Lo que hará:
(a) Según el texto sobre la celiaquía, ¿en qué cereales está presente el gluten?
(b) Retome el texto sobre la celiaquía y continúelo a partir del punto en que se detiene.

Fragmento seleccionado:
***
La celiaquía es una respuesta del sistema inmunitario al gluten que daña el intestino delgado. No siempre empieza con diarrea o pérdida de peso. En muchas personas aparece con anemia, cansancio, aftas, hinchazón o dolor de cabeza, señales que pueden confundirse con otros problemas digestivos, hormonales o carenciales.
¿Qué es la celiaquía y qué ocurre en el organismo?
La celiaquía no es una simple intolerancia. Cuando una persona afectada toma gluten, presente en trigo, cebada y centeno, se activa una reacción inmunitaria que inflama la mucosa intestinal y lesiona las vellosidades. Eso dificulta la absorción de hierro, calcio, folato y otros nutrientes.
Ese daño en el intestino delgado explica por qué los síntomas no se limitan al abdomen. Pueden aparecer fatiga persistente, distensión abdominal, estreñimiento, diarrea, pérdida de densidad ósea o cambios en la piel. En algunos casos, las molestias son leves y van y vienen, lo que retrasa la sospecha clínica.
¿Por qué tantas personas tardan años en recibir el diagnóstico?
La demora diagnóstica suele ocurrir porque la celiaquía puede presentarse con signos poco llamativos o fuera del aparato digestivo. Una investigación publicada en 2023 observó retrasos diagnósticos prolongados y relación con errores diagnósticos previos, tanto por parte del paciente como durante la atención médica. Ese patrón ayuda a entender por qué muchas personas pasan años tratando anemia, migraña o malestar abdominal sin llegar a la causa de fondo.
También influye que los síntomas se parezcan a los del colon irritable, la dispepsia o el estrés. Si no se solicitan análisis específicos, el proceso inflamatorio continúa y la mucosa intestinal sigue expuesta al gluten. Cuanto más tiempo pasa, mayor es el riesgo de déficit nutricional y de complicaciones asociadas.

¿Cuáles son los síntomas menos evidentes?
***
Datos para revisar:
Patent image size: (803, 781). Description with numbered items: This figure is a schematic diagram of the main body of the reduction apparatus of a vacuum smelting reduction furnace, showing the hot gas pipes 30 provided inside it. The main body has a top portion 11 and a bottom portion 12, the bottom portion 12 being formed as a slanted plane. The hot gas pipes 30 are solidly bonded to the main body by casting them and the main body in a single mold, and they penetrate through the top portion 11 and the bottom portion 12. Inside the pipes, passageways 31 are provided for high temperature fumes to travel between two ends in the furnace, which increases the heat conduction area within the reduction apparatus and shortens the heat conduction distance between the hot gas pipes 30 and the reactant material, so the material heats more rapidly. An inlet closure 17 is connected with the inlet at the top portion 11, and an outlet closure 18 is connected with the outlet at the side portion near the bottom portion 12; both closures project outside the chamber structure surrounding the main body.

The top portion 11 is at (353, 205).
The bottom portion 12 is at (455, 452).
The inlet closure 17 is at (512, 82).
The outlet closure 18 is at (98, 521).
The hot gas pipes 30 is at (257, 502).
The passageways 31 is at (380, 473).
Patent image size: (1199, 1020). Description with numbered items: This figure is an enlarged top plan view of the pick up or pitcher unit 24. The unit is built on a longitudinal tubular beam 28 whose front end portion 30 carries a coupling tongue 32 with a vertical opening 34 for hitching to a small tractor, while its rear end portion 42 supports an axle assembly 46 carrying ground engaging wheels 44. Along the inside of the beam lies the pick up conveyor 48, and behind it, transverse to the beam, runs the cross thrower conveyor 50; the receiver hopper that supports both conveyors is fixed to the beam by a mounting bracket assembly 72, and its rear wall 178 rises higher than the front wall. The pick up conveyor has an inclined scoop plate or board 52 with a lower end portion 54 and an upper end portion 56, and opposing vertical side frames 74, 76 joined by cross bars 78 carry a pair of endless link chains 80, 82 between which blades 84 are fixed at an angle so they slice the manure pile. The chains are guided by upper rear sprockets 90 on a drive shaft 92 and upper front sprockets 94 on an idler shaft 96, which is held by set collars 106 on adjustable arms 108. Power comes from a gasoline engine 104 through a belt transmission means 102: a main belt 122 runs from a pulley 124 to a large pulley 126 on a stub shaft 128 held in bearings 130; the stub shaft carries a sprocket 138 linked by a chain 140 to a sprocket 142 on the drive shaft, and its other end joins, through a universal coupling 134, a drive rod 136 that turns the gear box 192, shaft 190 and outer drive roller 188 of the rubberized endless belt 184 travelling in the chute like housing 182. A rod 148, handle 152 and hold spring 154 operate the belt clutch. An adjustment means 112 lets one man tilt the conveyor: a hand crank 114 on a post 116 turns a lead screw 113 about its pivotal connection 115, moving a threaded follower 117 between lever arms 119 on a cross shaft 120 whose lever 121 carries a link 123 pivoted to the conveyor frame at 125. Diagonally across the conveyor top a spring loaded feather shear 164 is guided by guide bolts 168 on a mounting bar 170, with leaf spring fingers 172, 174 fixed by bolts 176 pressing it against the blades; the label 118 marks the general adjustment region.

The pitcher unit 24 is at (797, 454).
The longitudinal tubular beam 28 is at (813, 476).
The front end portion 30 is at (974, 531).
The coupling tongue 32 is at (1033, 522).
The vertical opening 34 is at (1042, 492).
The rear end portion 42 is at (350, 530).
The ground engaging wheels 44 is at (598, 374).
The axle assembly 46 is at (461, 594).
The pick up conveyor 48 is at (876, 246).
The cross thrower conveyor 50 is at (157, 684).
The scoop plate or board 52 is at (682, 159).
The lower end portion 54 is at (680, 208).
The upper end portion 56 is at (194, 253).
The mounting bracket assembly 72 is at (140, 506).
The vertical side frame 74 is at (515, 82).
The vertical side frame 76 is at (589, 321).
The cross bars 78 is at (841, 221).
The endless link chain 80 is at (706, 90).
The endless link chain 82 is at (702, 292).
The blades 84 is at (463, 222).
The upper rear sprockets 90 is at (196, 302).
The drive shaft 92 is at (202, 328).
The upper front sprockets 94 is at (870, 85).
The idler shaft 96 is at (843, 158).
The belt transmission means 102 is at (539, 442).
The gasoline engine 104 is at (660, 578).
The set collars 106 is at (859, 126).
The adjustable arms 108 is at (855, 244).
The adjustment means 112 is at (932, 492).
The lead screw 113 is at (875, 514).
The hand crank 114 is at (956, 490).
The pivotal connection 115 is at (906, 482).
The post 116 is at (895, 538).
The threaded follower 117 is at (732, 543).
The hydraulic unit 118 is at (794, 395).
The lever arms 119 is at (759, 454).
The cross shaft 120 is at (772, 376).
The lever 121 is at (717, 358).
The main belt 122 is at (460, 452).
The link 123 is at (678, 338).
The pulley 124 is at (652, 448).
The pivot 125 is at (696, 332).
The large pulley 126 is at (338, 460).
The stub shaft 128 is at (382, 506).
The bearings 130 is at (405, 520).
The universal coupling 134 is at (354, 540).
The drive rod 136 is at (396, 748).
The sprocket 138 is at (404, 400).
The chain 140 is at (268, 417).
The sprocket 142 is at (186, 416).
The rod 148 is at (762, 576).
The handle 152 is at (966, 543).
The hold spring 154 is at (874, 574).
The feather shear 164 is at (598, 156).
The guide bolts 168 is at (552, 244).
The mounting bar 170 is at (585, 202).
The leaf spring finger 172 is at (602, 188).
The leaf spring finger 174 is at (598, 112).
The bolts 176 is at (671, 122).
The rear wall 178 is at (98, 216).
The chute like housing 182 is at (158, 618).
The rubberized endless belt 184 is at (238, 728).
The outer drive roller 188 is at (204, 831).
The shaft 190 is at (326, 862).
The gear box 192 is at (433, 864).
***
Respuestas:
(a) En el trigo, la cebada y el centeno.

(b)
No todo gira en torno a la diarrea. En adultos, los signos menos reconocidos pueden ser estos:
- anemia por falta de hierro sin causa clara
- cansancio mantenido o debilidad muscular
- hinchazón frecuente después de comer
- aftas repetidas en la boca
- migraña o dolor de cabeza recurrente
- estreñimiento persistente
- alteraciones del esmalte dental
- osteopenia u osteoporosis a edades tempranas
La celiaquía también puede dar señales en el estado de ánimo, la fertilidad o la piel. Si además hay familiares con diagnóstico, diabetes tipo 1 o enfermedades autoinmunes, la sospecha debe subir. En los síntomas y pruebas de la enfermedad celíaca se resume bien cómo pueden variar estas manifestaciones.
¿Qué pistas ayudan a sospecharla antes?
El problema no es solo tener síntomas, sino reconocer el patrón. Otra investigación publicada en 2021 indicó que ciertas condiciones asociadas pueden orientar mejor el cribado, entre ellas anemia, migraña, osteoporosis y diabetes tipo 1. Esa combinación de pistas puede acelerar la solicitud de pruebas.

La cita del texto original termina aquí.